Your task: Write out the listing in full, matching it word for word.

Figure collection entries
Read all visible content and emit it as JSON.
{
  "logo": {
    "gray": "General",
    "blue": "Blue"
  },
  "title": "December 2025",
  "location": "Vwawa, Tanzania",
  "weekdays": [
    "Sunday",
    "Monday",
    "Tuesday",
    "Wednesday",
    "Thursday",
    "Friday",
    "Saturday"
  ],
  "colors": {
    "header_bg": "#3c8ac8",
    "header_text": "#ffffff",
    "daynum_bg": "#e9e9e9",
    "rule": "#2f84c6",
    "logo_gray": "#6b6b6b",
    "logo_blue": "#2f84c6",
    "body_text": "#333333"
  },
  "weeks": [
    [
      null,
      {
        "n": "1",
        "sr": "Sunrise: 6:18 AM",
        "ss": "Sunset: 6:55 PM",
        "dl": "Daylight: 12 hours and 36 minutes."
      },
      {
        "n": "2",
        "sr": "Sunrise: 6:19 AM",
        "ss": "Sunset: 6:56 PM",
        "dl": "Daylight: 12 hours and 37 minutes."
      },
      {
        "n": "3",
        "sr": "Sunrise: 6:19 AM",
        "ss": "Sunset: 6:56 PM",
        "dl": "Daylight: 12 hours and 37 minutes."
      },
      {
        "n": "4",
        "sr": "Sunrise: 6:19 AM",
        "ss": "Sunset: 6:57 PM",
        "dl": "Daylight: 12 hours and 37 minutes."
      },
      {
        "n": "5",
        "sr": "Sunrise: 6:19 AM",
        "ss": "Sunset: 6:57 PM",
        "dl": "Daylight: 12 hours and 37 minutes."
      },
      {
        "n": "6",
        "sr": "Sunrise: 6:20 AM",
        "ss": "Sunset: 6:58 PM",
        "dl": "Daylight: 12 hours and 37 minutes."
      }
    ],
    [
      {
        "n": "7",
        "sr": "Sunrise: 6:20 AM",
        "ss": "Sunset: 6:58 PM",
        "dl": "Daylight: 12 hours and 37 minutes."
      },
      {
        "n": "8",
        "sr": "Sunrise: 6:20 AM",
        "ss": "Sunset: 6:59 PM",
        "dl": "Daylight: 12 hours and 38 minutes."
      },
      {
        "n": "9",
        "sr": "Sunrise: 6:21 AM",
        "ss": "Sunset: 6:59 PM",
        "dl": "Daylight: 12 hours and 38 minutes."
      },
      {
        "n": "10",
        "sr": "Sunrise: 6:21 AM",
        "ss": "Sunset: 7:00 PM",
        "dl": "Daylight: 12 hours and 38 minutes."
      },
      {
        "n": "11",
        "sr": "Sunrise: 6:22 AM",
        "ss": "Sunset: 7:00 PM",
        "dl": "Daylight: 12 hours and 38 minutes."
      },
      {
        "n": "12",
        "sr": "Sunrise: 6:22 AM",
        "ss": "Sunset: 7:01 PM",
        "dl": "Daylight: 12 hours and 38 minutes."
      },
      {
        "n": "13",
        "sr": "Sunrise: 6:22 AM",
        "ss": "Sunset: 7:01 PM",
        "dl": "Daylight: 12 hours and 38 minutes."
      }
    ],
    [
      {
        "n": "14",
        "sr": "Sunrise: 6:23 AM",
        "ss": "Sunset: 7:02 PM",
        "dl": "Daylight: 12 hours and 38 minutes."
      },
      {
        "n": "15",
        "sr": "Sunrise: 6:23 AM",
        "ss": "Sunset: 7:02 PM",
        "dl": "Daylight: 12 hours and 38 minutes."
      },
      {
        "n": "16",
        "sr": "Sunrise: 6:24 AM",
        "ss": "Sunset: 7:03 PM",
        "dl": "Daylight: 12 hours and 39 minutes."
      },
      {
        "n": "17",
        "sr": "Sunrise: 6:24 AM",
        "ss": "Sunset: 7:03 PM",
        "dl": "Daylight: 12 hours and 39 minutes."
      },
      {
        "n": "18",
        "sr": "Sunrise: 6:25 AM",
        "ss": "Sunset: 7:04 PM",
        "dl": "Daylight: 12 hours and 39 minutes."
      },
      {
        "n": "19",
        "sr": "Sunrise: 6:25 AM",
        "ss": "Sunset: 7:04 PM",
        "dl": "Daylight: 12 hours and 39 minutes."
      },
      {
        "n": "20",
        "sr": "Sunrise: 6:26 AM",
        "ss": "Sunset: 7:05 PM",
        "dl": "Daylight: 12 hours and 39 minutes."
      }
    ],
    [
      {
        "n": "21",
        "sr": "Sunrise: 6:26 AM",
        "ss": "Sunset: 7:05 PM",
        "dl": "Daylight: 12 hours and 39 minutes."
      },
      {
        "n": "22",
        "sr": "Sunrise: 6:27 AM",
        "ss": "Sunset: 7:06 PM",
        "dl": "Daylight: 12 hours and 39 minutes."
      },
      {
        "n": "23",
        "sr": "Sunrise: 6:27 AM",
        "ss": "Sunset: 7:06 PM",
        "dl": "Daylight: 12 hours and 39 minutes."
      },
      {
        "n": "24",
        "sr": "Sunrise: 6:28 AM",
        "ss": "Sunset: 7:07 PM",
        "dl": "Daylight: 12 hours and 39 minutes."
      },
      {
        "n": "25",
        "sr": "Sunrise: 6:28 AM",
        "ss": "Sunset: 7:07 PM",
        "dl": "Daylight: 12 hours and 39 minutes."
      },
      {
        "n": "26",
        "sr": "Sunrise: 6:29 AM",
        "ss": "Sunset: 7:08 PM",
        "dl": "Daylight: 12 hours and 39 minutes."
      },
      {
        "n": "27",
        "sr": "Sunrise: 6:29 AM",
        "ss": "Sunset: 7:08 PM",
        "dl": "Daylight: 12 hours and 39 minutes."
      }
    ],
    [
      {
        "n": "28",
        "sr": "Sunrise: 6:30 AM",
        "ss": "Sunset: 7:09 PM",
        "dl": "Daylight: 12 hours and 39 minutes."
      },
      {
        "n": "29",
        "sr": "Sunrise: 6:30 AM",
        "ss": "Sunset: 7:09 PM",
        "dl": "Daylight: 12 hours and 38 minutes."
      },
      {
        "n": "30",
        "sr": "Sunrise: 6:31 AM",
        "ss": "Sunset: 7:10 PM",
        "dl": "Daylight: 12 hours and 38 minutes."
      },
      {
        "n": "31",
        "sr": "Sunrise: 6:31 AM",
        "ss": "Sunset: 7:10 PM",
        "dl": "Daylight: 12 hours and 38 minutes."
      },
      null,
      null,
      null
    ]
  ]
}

Response to the task:
Read all visible content and emit it as JSON.
{
  "logo": {
    "gray": "General",
    "blue": "Blue"
  },
  "title": "December 2025",
  "location": "Vwawa, Tanzania",
  "weekdays": [
    "Sunday",
    "Monday",
    "Tuesday",
    "Wednesday",
    "Thursday",
    "Friday",
    "Saturday"
  ],
  "colors": {
    "header_bg": "#3c8ac8",
    "header_text": "#ffffff",
    "daynum_bg": "#e9e9e9",
    "rule": "#2f84c6",
    "logo_gray": "#6b6b6b",
    "logo_blue": "#2f84c6",
    "body_text": "#333333"
  },
  "weeks": [
    [
      null,
      {
        "n": "1",
        "sr": "Sunrise: 6:18 AM",
        "ss": "Sunset: 6:55 PM",
        "dl": "Daylight: 12 hours and 36 minutes."
      },
      {
        "n": "2",
        "sr": "Sunrise: 6:19 AM",
        "ss": "Sunset: 6:56 PM",
        "dl": "Daylight: 12 hours and 37 minutes."
      },
      {
        "n": "3",
        "sr": "Sunrise: 6:19 AM",
        "ss": "Sunset: 6:56 PM",
        "dl": "Daylight: 12 hours and 37 minutes."
      },
      {
        "n": "4",
        "sr": "Sunrise: 6:19 AM",
        "ss": "Sunset: 6:57 PM",
        "dl": "Daylight: 12 hours and 37 minutes."
      },
      {
        "n": "5",
        "sr": "Sunrise: 6:19 AM",
        "ss": "Sunset: 6:57 PM",
        "dl": "Daylight: 12 hours and 37 minutes."
      },
      {
        "n": "6",
        "sr": "Sunrise: 6:20 AM",
        "ss": "Sunset: 6:58 PM",
        "dl": "Daylight: 12 hours and 37 minutes."
      }
    ],
    [
      {
        "n": "7",
        "sr": "Sunrise: 6:20 AM",
        "ss": "Sunset: 6:58 PM",
        "dl": "Daylight: 12 hours and 37 minutes."
      },
      {
        "n": "8",
        "sr": "Sunrise: 6:20 AM",
        "ss": "Sunset: 6:59 PM",
        "dl": "Daylight: 12 hours and 38 minutes."
      },
      {
        "n": "9",
        "sr": "Sunrise: 6:21 AM",
        "ss": "Sunset: 6:59 PM",
        "dl": "Daylight: 12 hours and 38 minutes."
      },
      {
        "n": "10",
        "sr": "Sunrise: 6:21 AM",
        "ss": "Sunset: 7:00 PM",
        "dl": "Daylight: 12 hours and 38 minutes."
      },
      {
        "n": "11",
        "sr": "Sunrise: 6:22 AM",
        "ss": "Sunset: 7:00 PM",
        "dl": "Daylight: 12 hours and 38 minutes."
      },
      {
        "n": "12",
        "sr": "Sunrise: 6:22 AM",
        "ss": "Sunset: 7:01 PM",
        "dl": "Daylight: 12 hours and 38 minutes."
      },
      {
        "n": "13",
        "sr": "Sunrise: 6:22 AM",
        "ss": "Sunset: 7:01 PM",
        "dl": "Daylight: 12 hours and 38 minutes."
      }
    ],
    [
      {
        "n": "14",
        "sr": "Sunrise: 6:23 AM",
        "ss": "Sunset: 7:02 PM",
        "dl": "Daylight: 12 hours and 38 minutes."
      },
      {
        "n": "15",
        "sr": "Sunrise: 6:23 AM",
        "ss": "Sunset: 7:02 PM",
        "dl": "Daylight: 12 hours and 38 minutes."
      },
      {
        "n": "16",
        "sr": "Sunrise: 6:24 AM",
        "ss": "Sunset: 7:03 PM",
        "dl": "Daylight: 12 hours and 39 minutes."
      },
      {
        "n": "17",
        "sr": "Sunrise: 6:24 AM",
        "ss": "Sunset: 7:03 PM",
        "dl": "Daylight: 12 hours and 39 minutes."
      },
      {
        "n": "18",
        "sr": "Sunrise: 6:25 AM",
        "ss": "Sunset: 7:04 PM",
        "dl": "Daylight: 12 hours and 39 minutes."
      },
      {
        "n": "19",
        "sr": "Sunrise: 6:25 AM",
        "ss": "Sunset: 7:04 PM",
        "dl": "Daylight: 12 hours and 39 minutes."
      },
      {
        "n": "20",
        "sr": "Sunrise: 6:26 AM",
        "ss": "Sunset: 7:05 PM",
        "dl": "Daylight: 12 hours and 39 minutes."
      }
    ],
    [
      {
        "n": "21",
        "sr": "Sunrise: 6:26 AM",
        "ss": "Sunset: 7:05 PM",
        "dl": "Daylight: 12 hours and 39 minutes."
      },
      {
        "n": "22",
        "sr": "Sunrise: 6:27 AM",
        "ss": "Sunset: 7:06 PM",
        "dl": "Daylight: 12 hours and 39 minutes."
      },
      {
        "n": "23",
        "sr": "Sunrise: 6:27 AM",
        "ss": "Sunset: 7:06 PM",
        "dl": "Daylight: 12 hours and 39 minutes."
      },
      {
        "n": "24",
        "sr": "Sunrise: 6:28 AM",
        "ss": "Sunset: 7:07 PM",
        "dl": "Daylight: 12 hours and 39 minutes."
      },
      {
        "n": "25",
        "sr": "Sunrise: 6:28 AM",
        "ss": "Sunset: 7:07 PM",
        "dl": "Daylight: 12 hours and 39 minutes."
      },
      {
        "n": "26",
        "sr": "Sunrise: 6:29 AM",
        "ss": "Sunset: 7:08 PM",
        "dl": "Daylight: 12 hours and 39 minutes."
      },
      {
        "n": "27",
        "sr": "Sunrise: 6:29 AM",
        "ss": "Sunset: 7:08 PM",
        "dl": "Daylight: 12 hours and 39 minutes."
      }
    ],
    [
      {
        "n": "28",
        "sr": "Sunrise: 6:30 AM",
        "ss": "Sunset: 7:09 PM",
        "dl": "Daylight: 12 hours and 39 minutes."
      },
      {
        "n": "29",
        "sr": "Sunrise: 6:30 AM",
        "ss": "Sunset: 7:09 PM",
        "dl": "Daylight: 12 hours and 38 minutes."
      },
      {
        "n": "30",
        "sr": "Sunrise: 6:31 AM",
        "ss": "Sunset: 7:10 PM",
        "dl": "Daylight: 12 hours and 38 minutes."
      },
      {
        "n": "31",
        "sr": "Sunrise: 6:31 AM",
        "ss": "Sunset: 7:10 PM",
        "dl": "Daylight: 12 hours and 38 minutes."
      },
      null,
      null,
      null
    ]
  ]
}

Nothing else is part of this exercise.